Data for this exercise:
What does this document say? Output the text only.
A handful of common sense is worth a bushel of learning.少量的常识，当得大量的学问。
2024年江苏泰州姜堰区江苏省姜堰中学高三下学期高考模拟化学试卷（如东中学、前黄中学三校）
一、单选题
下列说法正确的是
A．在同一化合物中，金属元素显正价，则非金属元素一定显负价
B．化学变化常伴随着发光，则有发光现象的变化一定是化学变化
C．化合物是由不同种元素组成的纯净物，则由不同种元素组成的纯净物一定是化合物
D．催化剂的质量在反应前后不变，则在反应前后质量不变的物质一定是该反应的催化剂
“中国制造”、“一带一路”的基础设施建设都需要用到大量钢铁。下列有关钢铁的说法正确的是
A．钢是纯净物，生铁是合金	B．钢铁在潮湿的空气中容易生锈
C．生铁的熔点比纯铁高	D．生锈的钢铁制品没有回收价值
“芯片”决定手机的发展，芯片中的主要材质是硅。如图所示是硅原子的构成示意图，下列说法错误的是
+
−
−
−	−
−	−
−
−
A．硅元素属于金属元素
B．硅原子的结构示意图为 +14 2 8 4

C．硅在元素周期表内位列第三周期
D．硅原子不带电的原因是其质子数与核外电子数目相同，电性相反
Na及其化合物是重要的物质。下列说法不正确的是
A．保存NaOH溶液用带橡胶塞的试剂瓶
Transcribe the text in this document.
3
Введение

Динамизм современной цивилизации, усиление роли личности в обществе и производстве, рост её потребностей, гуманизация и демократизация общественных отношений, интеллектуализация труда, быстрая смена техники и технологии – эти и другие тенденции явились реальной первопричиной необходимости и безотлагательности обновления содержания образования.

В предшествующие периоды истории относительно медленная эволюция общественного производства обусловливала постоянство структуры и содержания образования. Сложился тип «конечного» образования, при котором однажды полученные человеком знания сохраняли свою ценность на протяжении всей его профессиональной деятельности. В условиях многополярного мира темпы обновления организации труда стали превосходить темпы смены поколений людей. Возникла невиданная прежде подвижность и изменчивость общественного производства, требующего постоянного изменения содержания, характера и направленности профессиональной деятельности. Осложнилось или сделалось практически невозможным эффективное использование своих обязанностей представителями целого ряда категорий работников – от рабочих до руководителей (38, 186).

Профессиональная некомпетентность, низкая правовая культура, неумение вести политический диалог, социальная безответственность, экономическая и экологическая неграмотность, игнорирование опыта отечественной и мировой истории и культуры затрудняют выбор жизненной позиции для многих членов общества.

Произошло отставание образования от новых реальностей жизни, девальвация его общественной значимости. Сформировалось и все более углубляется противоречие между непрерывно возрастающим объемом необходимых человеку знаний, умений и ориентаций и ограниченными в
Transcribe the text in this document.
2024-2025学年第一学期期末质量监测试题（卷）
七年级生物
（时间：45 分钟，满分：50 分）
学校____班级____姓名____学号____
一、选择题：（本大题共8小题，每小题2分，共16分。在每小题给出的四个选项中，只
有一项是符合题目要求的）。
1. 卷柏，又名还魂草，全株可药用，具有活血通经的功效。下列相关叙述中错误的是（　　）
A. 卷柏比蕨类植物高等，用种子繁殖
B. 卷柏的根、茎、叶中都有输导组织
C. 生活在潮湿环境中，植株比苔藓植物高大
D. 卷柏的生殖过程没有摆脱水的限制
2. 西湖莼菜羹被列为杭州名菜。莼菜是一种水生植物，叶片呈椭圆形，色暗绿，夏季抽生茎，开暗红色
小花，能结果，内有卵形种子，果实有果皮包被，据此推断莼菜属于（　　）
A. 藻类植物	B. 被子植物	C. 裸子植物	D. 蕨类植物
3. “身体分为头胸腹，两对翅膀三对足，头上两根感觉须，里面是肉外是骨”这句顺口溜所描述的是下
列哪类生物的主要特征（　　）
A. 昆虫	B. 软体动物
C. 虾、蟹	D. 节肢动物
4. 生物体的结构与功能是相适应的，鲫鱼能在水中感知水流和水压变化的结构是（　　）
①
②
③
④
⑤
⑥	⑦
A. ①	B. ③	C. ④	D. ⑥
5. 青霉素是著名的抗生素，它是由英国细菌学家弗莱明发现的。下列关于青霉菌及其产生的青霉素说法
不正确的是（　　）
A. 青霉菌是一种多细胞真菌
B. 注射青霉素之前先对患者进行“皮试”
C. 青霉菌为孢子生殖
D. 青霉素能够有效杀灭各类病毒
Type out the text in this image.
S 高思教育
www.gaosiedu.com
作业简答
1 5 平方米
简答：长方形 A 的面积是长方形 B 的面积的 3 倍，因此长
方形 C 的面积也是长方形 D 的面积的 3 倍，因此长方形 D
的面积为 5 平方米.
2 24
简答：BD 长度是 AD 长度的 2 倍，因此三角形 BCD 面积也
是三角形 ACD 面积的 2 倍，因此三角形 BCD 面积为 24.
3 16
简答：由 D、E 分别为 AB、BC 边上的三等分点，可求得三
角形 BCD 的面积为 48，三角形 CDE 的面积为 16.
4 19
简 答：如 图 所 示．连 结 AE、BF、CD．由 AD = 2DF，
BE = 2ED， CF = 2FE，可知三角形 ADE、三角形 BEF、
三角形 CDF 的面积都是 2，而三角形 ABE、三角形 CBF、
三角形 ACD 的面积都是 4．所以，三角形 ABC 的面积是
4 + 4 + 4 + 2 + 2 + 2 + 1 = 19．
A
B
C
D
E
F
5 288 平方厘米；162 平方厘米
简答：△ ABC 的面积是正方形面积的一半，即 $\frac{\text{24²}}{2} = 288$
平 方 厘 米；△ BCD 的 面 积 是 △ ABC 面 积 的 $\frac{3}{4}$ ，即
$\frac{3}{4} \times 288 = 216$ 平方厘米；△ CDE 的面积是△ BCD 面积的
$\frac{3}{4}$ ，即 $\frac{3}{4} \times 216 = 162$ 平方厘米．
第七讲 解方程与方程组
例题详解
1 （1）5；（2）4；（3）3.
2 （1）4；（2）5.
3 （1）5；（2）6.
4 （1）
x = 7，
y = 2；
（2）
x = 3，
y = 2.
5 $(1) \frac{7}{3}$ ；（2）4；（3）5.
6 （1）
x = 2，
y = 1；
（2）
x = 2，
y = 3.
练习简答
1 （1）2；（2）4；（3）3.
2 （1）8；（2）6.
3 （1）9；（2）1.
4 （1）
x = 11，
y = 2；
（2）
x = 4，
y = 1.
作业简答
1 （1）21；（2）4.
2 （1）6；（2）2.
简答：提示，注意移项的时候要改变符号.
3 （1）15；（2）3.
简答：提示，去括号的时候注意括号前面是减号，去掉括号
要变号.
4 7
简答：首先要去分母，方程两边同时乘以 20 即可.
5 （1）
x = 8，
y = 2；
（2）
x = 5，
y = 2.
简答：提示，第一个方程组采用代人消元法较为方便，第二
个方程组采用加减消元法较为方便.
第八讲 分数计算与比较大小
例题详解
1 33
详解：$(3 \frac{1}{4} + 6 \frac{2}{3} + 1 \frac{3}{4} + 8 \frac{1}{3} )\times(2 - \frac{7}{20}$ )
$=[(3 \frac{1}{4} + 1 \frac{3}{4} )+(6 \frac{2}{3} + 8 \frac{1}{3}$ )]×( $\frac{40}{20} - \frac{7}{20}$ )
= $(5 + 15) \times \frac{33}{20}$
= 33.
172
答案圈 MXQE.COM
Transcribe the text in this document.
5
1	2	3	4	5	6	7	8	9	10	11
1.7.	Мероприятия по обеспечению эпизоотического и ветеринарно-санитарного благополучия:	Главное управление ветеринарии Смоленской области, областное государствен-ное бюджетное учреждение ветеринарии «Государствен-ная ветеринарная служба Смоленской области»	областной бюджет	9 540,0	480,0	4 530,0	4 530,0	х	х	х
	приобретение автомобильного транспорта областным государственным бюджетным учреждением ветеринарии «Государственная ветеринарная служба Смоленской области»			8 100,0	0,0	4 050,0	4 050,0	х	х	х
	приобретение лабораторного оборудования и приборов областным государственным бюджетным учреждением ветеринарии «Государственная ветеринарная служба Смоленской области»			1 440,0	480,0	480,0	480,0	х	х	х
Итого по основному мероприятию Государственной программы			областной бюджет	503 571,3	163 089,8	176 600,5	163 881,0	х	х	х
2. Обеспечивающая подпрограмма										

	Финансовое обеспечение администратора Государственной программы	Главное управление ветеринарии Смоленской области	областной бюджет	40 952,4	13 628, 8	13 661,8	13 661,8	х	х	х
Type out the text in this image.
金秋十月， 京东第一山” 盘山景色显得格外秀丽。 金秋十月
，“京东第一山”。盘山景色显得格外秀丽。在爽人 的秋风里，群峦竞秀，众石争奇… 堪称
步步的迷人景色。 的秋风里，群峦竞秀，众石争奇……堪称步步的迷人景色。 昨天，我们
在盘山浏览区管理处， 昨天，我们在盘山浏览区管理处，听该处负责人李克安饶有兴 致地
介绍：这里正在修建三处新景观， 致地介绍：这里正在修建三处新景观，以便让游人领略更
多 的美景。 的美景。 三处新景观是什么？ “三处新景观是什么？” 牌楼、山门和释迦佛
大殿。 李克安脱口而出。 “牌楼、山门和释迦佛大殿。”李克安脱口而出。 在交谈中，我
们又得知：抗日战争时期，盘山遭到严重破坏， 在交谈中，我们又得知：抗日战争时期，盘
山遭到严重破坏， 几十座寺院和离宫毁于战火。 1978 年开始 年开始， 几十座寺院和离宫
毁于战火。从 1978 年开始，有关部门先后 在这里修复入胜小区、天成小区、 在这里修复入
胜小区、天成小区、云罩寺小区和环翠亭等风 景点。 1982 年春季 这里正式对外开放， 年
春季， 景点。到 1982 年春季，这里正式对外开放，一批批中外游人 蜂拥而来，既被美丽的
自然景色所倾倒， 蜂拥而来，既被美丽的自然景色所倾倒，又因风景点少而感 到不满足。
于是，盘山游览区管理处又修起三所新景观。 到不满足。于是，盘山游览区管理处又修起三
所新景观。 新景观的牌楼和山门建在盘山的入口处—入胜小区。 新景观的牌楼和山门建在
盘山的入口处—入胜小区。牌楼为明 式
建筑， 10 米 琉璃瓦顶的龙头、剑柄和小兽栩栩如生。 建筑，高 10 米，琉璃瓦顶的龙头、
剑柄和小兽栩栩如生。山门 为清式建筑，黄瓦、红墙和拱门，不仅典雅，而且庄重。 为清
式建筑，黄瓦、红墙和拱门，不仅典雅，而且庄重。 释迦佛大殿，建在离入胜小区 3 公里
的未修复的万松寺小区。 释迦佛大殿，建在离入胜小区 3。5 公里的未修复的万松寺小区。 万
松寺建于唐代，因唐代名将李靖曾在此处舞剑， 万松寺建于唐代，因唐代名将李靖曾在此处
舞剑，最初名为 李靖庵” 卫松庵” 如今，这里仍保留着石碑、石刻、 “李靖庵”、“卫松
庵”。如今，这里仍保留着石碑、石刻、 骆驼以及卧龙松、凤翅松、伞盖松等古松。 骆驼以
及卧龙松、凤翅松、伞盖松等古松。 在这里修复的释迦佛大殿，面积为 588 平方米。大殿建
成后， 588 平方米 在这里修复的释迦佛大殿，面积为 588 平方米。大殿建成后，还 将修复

Stated exercise: Search the entries for the word "программы" and gather every line where it appears.

Task response:
Итого по основному мероприятию Государственной программы			областной бюджет	503 571,3	163 089,8	176 600,5	163 881,0	х	х	х
	Финансовое обеспечение администратора Государственной программы	Главное управление ветеринарии Смоленской области	областной бюджет	40 952,4	13 628, 8	13 661,8	13 661,8	х	х	х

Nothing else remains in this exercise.